• _Selected passage_

BUT i want others to know
grief is real. AND normal.
AND depression happens
to the best of us.
it disrupts lives.
it takes lives.
SIGH…
i’m still learning to dance.

with that said, below is for jenna …

the story is more important to me than the art.
the person is more important than both.

afterall in the end, stories & people are
the whole point of this big dance.

– robin

she wore flip flops in winter
and tie dye every other day.

she didn’t care if her socks didn’t match.
she didn’t care if you liked her.
she knew you did.
everyone did.

she had a confidence that girls envied.
she had a spunk that drew guys in.
she had a fire that we loved.

and she danced.

she danced like no one was watching.
she danced long after everyone had stopped.
she danced when there was no music.
she danced to the song in her head
and the beat of her heart.

she will always be remembered for saying
“hold me up so i can dance.”

(jenna’s dance)


here’s what it could will look like if when i’m brave enough to knock on her mom’s door [i didn’t really know her mom in the same way i didn’t really know my great uncle] … and maybe we’ll dance down memory lane together for a while.

Dataset excerpts:
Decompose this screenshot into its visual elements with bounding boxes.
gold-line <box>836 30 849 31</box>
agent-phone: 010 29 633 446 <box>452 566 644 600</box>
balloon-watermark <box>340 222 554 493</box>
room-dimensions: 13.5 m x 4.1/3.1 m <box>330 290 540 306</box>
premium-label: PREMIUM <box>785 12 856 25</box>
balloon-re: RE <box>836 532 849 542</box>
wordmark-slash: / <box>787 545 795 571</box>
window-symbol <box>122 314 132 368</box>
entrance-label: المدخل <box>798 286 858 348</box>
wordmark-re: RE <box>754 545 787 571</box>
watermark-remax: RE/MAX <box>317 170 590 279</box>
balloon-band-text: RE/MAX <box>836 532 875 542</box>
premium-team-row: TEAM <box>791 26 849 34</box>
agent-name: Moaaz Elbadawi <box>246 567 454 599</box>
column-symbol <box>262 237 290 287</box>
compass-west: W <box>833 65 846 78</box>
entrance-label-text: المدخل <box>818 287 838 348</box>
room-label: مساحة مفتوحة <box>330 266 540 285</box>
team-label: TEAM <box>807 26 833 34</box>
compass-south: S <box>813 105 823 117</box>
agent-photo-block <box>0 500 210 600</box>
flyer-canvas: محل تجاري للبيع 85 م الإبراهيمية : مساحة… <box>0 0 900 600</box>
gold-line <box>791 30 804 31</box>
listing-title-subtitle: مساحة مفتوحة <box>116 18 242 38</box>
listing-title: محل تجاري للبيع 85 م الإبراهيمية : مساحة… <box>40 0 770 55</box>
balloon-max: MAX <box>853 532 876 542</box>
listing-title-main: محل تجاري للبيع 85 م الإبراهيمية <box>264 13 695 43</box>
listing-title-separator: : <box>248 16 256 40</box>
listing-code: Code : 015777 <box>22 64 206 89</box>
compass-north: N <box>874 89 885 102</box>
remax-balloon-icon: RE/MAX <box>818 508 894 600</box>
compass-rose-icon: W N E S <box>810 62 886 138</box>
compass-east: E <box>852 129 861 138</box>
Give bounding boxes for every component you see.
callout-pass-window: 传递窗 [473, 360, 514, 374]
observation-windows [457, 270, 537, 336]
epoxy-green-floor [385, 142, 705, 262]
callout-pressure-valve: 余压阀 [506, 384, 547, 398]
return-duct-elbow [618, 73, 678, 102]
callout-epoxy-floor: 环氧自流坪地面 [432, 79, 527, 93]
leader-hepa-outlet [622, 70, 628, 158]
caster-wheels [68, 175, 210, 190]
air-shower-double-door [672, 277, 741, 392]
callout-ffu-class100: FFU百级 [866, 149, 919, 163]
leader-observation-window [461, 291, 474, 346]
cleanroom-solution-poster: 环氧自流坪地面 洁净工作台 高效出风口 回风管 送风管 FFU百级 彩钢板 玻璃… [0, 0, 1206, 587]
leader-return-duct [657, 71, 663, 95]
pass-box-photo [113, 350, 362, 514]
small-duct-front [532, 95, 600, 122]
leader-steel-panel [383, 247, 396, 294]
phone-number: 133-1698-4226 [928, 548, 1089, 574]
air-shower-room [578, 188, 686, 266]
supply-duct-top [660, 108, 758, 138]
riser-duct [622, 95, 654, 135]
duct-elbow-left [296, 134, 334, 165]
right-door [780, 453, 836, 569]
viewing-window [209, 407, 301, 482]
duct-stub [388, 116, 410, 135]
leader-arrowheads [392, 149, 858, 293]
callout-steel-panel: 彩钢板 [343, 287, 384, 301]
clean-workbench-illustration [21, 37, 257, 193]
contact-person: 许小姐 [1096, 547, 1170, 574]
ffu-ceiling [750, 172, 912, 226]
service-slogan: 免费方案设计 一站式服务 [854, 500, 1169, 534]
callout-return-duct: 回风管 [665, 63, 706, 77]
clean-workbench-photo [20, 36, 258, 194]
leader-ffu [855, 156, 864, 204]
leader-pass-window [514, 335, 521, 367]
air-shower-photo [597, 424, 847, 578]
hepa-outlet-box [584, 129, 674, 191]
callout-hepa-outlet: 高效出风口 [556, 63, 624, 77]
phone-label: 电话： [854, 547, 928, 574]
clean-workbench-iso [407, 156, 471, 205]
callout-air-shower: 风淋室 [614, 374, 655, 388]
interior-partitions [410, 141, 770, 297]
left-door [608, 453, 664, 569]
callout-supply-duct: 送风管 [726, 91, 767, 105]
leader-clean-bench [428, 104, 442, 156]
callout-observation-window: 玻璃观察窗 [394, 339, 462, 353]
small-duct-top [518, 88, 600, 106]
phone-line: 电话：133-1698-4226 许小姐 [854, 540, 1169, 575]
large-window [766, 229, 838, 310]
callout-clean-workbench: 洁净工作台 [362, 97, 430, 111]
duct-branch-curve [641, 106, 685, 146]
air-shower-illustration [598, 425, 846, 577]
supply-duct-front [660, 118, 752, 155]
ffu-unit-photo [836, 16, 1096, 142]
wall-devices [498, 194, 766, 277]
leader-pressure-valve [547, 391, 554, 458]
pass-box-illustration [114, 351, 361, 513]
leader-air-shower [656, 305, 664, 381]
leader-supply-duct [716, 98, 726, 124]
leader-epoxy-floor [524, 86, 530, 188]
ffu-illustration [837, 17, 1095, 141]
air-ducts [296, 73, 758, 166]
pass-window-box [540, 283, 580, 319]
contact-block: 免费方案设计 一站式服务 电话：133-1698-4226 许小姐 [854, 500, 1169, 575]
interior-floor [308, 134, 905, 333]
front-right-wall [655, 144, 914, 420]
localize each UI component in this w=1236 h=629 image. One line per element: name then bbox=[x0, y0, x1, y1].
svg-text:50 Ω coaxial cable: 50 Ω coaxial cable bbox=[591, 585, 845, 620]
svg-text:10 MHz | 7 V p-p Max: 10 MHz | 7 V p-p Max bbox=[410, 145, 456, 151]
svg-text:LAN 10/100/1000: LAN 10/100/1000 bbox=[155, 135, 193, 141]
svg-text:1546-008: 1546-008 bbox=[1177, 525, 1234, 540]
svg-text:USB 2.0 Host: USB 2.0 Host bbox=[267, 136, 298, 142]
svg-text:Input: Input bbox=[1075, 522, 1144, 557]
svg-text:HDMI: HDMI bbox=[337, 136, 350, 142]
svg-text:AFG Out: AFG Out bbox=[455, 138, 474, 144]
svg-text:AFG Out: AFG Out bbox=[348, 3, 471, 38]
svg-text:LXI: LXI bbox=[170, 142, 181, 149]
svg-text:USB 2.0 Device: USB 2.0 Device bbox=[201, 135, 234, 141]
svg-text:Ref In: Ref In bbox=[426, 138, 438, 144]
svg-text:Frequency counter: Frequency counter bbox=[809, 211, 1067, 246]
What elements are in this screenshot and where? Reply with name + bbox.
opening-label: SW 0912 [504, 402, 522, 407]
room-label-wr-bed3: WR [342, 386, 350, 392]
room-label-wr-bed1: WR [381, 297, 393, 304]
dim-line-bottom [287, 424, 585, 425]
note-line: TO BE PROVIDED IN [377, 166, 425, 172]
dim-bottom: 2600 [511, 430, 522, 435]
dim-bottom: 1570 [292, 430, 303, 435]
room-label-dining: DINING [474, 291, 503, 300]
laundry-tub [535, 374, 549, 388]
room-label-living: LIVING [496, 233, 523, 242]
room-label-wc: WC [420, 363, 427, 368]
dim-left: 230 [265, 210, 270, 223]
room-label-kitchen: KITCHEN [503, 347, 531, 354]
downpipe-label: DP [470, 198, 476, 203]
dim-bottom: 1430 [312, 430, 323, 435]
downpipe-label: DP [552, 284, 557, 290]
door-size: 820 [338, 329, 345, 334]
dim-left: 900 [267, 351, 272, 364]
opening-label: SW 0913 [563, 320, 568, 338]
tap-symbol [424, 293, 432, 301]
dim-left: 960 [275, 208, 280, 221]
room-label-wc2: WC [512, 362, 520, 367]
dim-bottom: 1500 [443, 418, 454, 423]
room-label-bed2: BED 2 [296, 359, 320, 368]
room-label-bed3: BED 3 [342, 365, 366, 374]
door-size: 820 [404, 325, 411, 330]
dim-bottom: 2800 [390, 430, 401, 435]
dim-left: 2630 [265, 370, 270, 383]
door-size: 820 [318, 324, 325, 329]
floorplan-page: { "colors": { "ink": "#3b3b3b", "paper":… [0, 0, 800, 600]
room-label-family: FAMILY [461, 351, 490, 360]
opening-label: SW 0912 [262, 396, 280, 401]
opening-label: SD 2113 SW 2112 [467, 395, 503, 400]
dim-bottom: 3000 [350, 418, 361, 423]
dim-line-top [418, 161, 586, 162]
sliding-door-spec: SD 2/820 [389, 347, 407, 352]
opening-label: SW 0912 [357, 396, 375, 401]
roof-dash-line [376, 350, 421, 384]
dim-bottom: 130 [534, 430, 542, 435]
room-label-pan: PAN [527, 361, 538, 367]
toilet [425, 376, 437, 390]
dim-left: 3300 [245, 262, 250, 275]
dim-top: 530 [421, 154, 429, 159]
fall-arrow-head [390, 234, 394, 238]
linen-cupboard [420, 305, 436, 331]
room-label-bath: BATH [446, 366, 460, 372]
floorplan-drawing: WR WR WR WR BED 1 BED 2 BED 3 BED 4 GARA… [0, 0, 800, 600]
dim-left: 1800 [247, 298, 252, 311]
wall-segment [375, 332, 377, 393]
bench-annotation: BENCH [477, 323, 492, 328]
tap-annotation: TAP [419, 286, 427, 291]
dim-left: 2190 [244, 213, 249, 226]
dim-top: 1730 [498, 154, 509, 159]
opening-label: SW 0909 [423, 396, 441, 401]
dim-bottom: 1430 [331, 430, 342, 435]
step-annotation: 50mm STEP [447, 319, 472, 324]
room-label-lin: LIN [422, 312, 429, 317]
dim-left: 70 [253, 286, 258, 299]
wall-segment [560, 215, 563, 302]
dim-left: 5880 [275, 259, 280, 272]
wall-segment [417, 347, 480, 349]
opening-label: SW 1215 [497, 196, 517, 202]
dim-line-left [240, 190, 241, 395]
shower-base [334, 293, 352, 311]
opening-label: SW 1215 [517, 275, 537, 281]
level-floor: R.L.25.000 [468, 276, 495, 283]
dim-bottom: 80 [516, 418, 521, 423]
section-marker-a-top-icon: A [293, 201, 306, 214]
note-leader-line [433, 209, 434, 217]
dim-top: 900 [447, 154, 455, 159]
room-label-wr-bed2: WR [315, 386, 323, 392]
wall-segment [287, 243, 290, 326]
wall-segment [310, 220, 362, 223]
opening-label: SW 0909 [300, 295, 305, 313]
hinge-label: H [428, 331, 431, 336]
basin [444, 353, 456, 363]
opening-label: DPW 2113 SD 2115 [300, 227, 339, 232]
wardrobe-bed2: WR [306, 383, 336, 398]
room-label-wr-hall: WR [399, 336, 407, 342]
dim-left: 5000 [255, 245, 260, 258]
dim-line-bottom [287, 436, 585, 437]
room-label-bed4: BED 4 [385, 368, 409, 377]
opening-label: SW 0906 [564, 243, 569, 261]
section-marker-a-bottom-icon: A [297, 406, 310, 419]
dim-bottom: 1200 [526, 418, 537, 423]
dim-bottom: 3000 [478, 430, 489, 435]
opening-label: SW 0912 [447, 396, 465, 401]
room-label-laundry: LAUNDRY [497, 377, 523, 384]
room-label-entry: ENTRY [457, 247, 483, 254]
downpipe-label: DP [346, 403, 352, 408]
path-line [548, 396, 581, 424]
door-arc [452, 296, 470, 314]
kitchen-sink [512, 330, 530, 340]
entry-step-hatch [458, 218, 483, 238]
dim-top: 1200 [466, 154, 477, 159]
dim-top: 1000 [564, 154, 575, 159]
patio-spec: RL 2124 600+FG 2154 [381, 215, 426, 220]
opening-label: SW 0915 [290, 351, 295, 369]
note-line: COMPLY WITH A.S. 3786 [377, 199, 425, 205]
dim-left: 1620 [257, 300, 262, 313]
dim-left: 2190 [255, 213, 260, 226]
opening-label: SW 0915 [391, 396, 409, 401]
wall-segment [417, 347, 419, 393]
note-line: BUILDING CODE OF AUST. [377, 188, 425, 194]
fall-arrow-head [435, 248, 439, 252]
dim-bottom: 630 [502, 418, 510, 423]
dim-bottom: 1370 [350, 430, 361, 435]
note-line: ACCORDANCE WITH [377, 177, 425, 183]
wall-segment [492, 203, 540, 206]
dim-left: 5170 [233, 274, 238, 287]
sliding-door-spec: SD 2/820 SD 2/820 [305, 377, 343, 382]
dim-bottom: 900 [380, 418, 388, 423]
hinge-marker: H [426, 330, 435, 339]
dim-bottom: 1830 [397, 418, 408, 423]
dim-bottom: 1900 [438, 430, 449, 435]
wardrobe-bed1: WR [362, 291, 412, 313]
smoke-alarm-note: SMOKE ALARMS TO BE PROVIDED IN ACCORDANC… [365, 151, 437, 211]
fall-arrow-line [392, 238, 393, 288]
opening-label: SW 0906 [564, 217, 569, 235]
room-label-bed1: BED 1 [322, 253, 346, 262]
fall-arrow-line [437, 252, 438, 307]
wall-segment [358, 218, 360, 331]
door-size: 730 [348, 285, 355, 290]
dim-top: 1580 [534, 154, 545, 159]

• _Description of the task_
Write the next part of the piece on grief and dancing, starting right after its final sentence.

• _Solved exercise_
Robinbird hole: dancing

3 comments

Join the conversation
  • Josh - March 4, 2021 reply

    Damn Robin… Amazing shit. Thanks for this. Just wow…

  • Renee (Zerbel) West - March 4, 2021 reply

    I’ve know Jenna since she was a kid. She was related to 75% of my hometown, including one of my best friends. I worked with her on the tennis team after I had graduated high school and she had just started. She was friends with a cousin of mine. The only thing they had in common: recovering addicts. Her death hit our hometown pretty hard because no one suspected it. She was a good girl from a good family and wound up tangled in a hellscape that no one wanted to even think about. People often wondered how a girl like that wound up where she did. She had so much light and life. What you’ve said about her here is perfect.

    Robin - March 5, 2021 reply

    Thank you SO much for commenting Renee. She was amazing and it’s still hard for me to understand. I know how much she meant to the community of Stoughton. I even played on a softball team with an all-stoughton crew one summer and it was always worth the drive.